> _What the task asks_:
For the data below, work out how many lines contain the word "name" and supply only that number.

> _Items from a dataset_:

┌──

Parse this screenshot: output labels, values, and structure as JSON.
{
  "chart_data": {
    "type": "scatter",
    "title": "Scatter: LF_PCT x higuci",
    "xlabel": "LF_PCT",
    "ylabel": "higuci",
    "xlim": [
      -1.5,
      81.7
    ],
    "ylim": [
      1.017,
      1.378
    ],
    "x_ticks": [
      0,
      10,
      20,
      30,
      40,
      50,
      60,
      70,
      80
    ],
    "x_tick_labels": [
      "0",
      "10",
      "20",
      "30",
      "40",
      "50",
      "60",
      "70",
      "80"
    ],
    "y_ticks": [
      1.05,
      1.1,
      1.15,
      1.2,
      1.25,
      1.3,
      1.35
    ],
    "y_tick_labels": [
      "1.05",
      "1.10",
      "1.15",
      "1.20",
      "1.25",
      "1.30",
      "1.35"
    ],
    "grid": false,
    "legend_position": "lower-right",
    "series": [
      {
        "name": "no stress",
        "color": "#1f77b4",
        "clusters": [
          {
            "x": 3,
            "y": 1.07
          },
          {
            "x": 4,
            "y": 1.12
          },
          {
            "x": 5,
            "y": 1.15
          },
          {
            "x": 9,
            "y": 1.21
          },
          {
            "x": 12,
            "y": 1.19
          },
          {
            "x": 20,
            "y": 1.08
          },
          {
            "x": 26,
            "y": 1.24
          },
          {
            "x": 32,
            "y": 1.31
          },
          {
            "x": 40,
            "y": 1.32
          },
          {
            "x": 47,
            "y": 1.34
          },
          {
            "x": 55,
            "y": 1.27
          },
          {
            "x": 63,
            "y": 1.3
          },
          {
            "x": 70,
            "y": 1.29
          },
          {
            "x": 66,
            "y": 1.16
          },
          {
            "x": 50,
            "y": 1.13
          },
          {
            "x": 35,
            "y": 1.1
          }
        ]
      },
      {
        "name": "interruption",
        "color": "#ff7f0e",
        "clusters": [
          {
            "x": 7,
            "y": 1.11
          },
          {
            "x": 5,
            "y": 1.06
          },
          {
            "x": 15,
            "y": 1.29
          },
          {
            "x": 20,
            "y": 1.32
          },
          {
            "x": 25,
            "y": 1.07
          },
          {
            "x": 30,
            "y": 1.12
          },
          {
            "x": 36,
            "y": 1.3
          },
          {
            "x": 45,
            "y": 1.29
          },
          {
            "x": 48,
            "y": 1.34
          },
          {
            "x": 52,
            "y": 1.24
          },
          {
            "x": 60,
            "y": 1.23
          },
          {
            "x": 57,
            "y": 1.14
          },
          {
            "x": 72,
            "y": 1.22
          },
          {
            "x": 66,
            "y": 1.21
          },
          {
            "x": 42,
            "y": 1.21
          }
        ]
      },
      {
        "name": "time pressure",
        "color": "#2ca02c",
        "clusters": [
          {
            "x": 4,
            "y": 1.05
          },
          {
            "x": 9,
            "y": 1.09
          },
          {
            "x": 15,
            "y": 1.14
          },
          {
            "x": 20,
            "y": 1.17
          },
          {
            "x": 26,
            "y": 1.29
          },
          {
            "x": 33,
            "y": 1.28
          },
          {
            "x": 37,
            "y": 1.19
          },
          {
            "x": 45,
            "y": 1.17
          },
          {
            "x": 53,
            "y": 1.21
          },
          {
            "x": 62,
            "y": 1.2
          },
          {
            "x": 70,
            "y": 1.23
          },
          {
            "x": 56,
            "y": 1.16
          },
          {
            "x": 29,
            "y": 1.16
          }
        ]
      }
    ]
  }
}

└──
┌──

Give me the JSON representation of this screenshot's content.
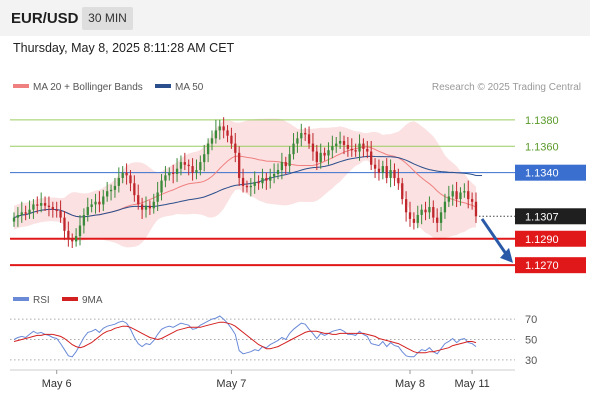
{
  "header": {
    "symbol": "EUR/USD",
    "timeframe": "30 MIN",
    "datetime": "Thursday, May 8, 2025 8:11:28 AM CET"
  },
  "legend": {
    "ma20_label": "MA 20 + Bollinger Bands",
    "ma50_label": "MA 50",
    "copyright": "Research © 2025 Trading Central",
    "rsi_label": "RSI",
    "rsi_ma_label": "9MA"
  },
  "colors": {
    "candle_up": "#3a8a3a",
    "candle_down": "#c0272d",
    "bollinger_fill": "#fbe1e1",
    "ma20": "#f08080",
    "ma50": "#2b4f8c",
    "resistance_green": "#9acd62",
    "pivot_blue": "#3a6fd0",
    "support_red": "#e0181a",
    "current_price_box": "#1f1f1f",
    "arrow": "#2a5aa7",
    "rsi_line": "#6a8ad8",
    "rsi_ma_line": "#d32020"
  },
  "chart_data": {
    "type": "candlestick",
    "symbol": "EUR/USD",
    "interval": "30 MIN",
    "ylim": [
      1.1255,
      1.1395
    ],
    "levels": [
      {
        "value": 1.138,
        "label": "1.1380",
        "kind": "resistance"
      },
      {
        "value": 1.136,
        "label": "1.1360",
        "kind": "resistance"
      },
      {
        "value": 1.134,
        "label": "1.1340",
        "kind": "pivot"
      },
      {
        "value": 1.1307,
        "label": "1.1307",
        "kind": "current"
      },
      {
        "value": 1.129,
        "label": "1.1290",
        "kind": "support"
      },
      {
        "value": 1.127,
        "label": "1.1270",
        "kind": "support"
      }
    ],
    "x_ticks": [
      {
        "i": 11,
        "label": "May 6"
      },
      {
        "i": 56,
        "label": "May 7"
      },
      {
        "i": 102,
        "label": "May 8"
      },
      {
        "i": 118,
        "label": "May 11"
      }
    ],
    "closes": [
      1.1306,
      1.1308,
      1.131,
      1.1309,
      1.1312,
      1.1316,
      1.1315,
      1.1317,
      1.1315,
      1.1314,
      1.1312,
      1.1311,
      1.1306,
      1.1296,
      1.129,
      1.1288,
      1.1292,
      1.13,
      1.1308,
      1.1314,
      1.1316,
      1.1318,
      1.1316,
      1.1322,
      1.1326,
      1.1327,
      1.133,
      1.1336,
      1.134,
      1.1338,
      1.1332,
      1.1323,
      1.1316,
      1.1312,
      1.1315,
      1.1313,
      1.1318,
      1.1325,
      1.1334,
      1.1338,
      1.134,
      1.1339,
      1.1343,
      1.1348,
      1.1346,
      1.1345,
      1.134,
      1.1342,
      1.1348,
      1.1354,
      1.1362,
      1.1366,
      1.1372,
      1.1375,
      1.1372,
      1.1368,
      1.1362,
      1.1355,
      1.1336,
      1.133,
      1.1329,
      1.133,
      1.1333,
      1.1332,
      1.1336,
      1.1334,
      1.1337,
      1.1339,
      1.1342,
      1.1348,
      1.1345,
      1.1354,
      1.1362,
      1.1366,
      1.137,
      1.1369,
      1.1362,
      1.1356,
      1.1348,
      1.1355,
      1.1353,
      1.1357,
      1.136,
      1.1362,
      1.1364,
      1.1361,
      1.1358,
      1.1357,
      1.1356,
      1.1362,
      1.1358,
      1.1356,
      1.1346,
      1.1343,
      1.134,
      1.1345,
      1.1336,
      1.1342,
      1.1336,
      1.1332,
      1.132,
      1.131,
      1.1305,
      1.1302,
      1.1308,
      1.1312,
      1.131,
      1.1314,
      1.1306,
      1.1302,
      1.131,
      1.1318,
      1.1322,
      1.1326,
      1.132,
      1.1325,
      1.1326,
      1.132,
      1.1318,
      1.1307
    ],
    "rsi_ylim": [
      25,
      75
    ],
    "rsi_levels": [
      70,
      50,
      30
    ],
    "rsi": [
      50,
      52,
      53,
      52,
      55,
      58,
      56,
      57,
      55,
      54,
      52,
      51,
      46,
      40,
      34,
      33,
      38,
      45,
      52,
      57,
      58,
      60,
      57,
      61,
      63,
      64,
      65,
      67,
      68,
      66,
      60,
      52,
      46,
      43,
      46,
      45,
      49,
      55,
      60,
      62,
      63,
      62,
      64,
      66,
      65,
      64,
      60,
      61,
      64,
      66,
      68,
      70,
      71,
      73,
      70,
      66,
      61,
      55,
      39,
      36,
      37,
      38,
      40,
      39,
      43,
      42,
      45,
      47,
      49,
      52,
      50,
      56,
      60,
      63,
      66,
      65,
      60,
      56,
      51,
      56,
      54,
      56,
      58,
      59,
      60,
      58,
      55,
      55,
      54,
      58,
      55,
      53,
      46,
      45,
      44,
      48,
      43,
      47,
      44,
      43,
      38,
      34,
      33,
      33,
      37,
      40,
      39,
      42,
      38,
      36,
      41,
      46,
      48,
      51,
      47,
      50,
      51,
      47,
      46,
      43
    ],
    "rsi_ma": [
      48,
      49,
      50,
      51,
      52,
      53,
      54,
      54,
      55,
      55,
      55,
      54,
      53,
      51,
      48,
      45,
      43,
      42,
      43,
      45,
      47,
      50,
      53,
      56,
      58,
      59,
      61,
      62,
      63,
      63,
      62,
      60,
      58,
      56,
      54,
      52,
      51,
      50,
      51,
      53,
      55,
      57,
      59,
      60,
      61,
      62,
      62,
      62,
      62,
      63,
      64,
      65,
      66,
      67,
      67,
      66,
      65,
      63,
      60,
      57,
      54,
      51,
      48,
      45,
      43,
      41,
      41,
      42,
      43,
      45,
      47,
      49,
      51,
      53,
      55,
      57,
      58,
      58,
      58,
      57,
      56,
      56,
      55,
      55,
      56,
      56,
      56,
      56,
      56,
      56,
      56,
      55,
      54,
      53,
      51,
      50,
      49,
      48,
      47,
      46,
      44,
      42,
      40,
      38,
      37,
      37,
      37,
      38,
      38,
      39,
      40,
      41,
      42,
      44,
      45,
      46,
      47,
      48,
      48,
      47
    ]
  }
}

└──

> _Response for this exercise_:
3